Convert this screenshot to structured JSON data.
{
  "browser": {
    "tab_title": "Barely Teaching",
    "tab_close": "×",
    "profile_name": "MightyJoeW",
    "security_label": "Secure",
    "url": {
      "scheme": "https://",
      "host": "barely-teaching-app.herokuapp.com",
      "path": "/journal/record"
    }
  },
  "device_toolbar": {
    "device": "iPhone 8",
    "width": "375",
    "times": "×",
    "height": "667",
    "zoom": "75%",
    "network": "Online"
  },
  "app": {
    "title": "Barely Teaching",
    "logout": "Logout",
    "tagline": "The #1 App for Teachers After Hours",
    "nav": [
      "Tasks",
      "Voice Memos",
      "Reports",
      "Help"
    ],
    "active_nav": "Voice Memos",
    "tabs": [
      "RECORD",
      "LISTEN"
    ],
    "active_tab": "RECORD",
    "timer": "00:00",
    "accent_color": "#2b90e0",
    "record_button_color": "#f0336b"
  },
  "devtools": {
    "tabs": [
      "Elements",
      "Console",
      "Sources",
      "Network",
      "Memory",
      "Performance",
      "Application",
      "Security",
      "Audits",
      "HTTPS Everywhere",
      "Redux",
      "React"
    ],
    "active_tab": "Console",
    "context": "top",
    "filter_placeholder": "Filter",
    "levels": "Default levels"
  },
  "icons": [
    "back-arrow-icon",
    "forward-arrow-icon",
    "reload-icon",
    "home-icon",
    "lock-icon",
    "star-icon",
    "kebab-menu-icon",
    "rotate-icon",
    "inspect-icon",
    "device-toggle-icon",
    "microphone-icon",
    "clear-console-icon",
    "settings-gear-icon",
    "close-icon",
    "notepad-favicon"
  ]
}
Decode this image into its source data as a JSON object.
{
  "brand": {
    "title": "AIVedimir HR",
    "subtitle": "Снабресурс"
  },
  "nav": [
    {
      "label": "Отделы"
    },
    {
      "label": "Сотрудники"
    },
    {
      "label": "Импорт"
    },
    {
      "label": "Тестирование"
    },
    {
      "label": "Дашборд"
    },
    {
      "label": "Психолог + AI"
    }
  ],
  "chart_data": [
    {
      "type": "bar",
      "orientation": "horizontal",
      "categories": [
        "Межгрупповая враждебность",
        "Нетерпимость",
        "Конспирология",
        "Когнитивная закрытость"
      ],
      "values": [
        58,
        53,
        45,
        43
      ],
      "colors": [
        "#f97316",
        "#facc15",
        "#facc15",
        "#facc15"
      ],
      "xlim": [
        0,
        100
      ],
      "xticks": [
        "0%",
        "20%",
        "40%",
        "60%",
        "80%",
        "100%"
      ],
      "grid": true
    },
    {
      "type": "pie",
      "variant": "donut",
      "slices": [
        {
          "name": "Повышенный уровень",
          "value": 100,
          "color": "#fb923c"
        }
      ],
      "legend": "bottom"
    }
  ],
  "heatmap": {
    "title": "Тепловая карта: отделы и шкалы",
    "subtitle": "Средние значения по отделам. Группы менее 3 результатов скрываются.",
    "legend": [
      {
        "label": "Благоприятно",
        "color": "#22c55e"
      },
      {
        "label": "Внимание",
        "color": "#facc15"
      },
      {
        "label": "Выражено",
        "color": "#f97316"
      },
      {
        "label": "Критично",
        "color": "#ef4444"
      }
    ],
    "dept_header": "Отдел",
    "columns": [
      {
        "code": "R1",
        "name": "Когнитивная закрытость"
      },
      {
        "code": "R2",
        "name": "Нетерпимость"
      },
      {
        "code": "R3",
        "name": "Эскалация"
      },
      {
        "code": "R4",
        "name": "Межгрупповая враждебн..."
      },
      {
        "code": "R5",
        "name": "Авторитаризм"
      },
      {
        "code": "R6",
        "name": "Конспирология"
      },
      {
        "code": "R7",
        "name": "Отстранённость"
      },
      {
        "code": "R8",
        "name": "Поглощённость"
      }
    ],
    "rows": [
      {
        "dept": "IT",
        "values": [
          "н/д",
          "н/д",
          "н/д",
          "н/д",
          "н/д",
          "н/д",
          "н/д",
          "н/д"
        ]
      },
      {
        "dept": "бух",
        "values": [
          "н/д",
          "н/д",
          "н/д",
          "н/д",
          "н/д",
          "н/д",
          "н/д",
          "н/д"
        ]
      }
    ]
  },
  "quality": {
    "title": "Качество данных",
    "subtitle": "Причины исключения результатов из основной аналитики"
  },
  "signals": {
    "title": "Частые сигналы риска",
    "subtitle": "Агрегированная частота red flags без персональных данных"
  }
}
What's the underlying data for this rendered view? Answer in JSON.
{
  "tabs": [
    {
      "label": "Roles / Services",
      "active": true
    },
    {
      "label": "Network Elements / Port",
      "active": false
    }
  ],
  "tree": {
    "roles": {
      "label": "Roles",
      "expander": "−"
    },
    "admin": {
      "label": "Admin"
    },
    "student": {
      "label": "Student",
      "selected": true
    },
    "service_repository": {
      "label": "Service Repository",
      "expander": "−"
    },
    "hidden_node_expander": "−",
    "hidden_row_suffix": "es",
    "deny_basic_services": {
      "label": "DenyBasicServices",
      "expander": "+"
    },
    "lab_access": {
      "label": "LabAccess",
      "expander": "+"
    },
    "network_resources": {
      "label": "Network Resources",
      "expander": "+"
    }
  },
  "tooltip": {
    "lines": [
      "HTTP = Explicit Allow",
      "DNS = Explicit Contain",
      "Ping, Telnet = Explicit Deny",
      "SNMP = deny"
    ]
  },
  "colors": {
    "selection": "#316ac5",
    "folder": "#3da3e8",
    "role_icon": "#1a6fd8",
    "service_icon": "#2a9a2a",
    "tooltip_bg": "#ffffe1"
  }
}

******

Exactly reproduce the material above.

* **EXERCISE OUTPUT**
Convert this screenshot to structured JSON data.
{
  "browser": {
    "tab_title": "Barely Teaching",
    "tab_close": "×",
    "profile_name": "MightyJoeW",
    "security_label": "Secure",
    "url": {
      "scheme": "https://",
      "host": "barely-teaching-app.herokuapp.com",
      "path": "/journal/record"
    }
  },
  "device_toolbar": {
    "device": "iPhone 8",
    "width": "375",
    "times": "×",
    "height": "667",
    "zoom": "75%",
    "network": "Online"
  },
  "app": {
    "title": "Barely Teaching",
    "logout": "Logout",
    "tagline": "The #1 App for Teachers After Hours",
    "nav": [
      "Tasks",
      "Voice Memos",
      "Reports",
      "Help"
    ],
    "active_nav": "Voice Memos",
    "tabs": [
      "RECORD",
      "LISTEN"
    ],
    "active_tab": "RECORD",
    "timer": "00:00",
    "accent_color": "#2b90e0",
    "record_button_color": "#f0336b"
  },
  "devtools": {
    "tabs": [
      "Elements",
      "Console",
      "Sources",
      "Network",
      "Memory",
      "Performance",
      "Application",
      "Security",
      "Audits",
      "HTTPS Everywhere",
      "Redux",
      "React"
    ],
    "active_tab": "Console",
    "context": "top",
    "filter_placeholder": "Filter",
    "levels": "Default levels"
  },
  "icons": [
    "back-arrow-icon",
    "forward-arrow-icon",
    "reload-icon",
    "home-icon",
    "lock-icon",
    "star-icon",
    "kebab-menu-icon",
    "rotate-icon",
    "inspect-icon",
    "device-toggle-icon",
    "microphone-icon",
    "clear-console-icon",
    "settings-gear-icon",
    "close-icon",
    "notepad-favicon"
  ]
}
Decode this image into its source data as a JSON object.
{
  "brand": {
    "title": "AIVedimir HR",
    "subtitle": "Снабресурс"
  },
  "nav": [
    {
      "label": "Отделы"
    },
    {
      "label": "Сотрудники"
    },
    {
      "label": "Импорт"
    },
    {
      "label": "Тестирование"
    },
    {
      "label": "Дашборд"
    },
    {
      "label": "Психолог + AI"
    }
  ],
  "chart_data": [
    {
      "type": "bar",
      "orientation": "horizontal",
      "categories": [
        "Межгрупповая враждебность",
        "Нетерпимость",
        "Конспирология",
        "Когнитивная закрытость"
      ],
      "values": [
        58,
        53,
        45,
        43
      ],
      "colors": [
        "#f97316",
        "#facc15",
        "#facc15",
        "#facc15"
      ],
      "xlim": [
        0,
        100
      ],
      "xticks": [
        "0%",
        "20%",
        "40%",
        "60%",
        "80%",
        "100%"
      ],
      "grid": true
    },
    {
      "type": "pie",
      "variant": "donut",
      "slices": [
        {
          "name": "Повышенный уровень",
          "value": 100,
          "color": "#fb923c"
        }
      ],
      "legend": "bottom"
    }
  ],
  "heatmap": {
    "title": "Тепловая карта: отделы и шкалы",
    "subtitle": "Средние значения по отделам. Группы менее 3 результатов скрываются.",
    "legend": [
      {
        "label": "Благоприятно",
        "color": "#22c55e"
      },
      {
        "label": "Внимание",
        "color": "#facc15"
      },
      {
        "label": "Выражено",
        "color": "#f97316"
      },
      {
        "label": "Критично",
        "color": "#ef4444"
      }
    ],
    "dept_header": "Отдел",
    "columns": [
      {
        "code": "R1",
        "name": "Когнитивная закрытость"
      },
      {
        "code": "R2",
        "name": "Нетерпимость"
      },
      {
        "code": "R3",
        "name": "Эскалация"
      },
      {
        "code": "R4",
        "name": "Межгрупповая враждебн..."
      },
      {
        "code": "R5",
        "name": "Авторитаризм"
      },
      {
        "code": "R6",
        "name": "Конспирология"
      },
      {
        "code": "R7",
        "name": "Отстранённость"
      },
      {
        "code": "R8",
        "name": "Поглощённость"
      }
    ],
    "rows": [
      {
        "dept": "IT",
        "values": [
          "н/д",
          "н/д",
          "н/д",
          "н/д",
          "н/д",
          "н/д",
          "н/д",
          "н/д"
        ]
      },
      {
        "dept": "бух",
        "values": [
          "н/д",
          "н/д",
          "н/д",
          "н/д",
          "н/д",
          "н/д",
          "н/д",
          "н/д"
        ]
      }
    ]
  },
  "quality": {
    "title": "Качество данных",
    "subtitle": "Причины исключения результатов из основной аналитики"
  },
  "signals": {
    "title": "Частые сигналы риска",
    "subtitle": "Агрегированная частота red flags без персональных данных"
  }
}
What's the underlying data for this rendered view? Answer in JSON.
{
  "tabs": [
    {
      "label": "Roles / Services",
      "active": true
    },
    {
      "label": "Network Elements / Port",
      "active": false
    }
  ],
  "tree": {
    "roles": {
      "label": "Roles",
      "expander": "−"
    },
    "admin": {
      "label": "Admin"
    },
    "student": {
      "label": "Student",
      "selected": true
    },
    "service_repository": {
      "label": "Service Repository",
      "expander": "−"
    },
    "hidden_node_expander": "−",
    "hidden_row_suffix": "es",
    "deny_basic_services": {
      "label": "DenyBasicServices",
      "expander": "+"
    },
    "lab_access": {
      "label": "LabAccess",
      "expander": "+"
    },
    "network_resources": {
      "label": "Network Resources",
      "expander": "+"
    }
  },
  "tooltip": {
    "lines": [
      "HTTP = Explicit Allow",
      "DNS = Explicit Contain",
      "Ping, Telnet = Explicit Deny",
      "SNMP = deny"
    ]
  },
  "colors": {
    "selection": "#316ac5",
    "folder": "#3da3e8",
    "role_icon": "#1a6fd8",
    "service_icon": "#2a9a2a",
    "tooltip_bg": "#ffffe1"
  }
}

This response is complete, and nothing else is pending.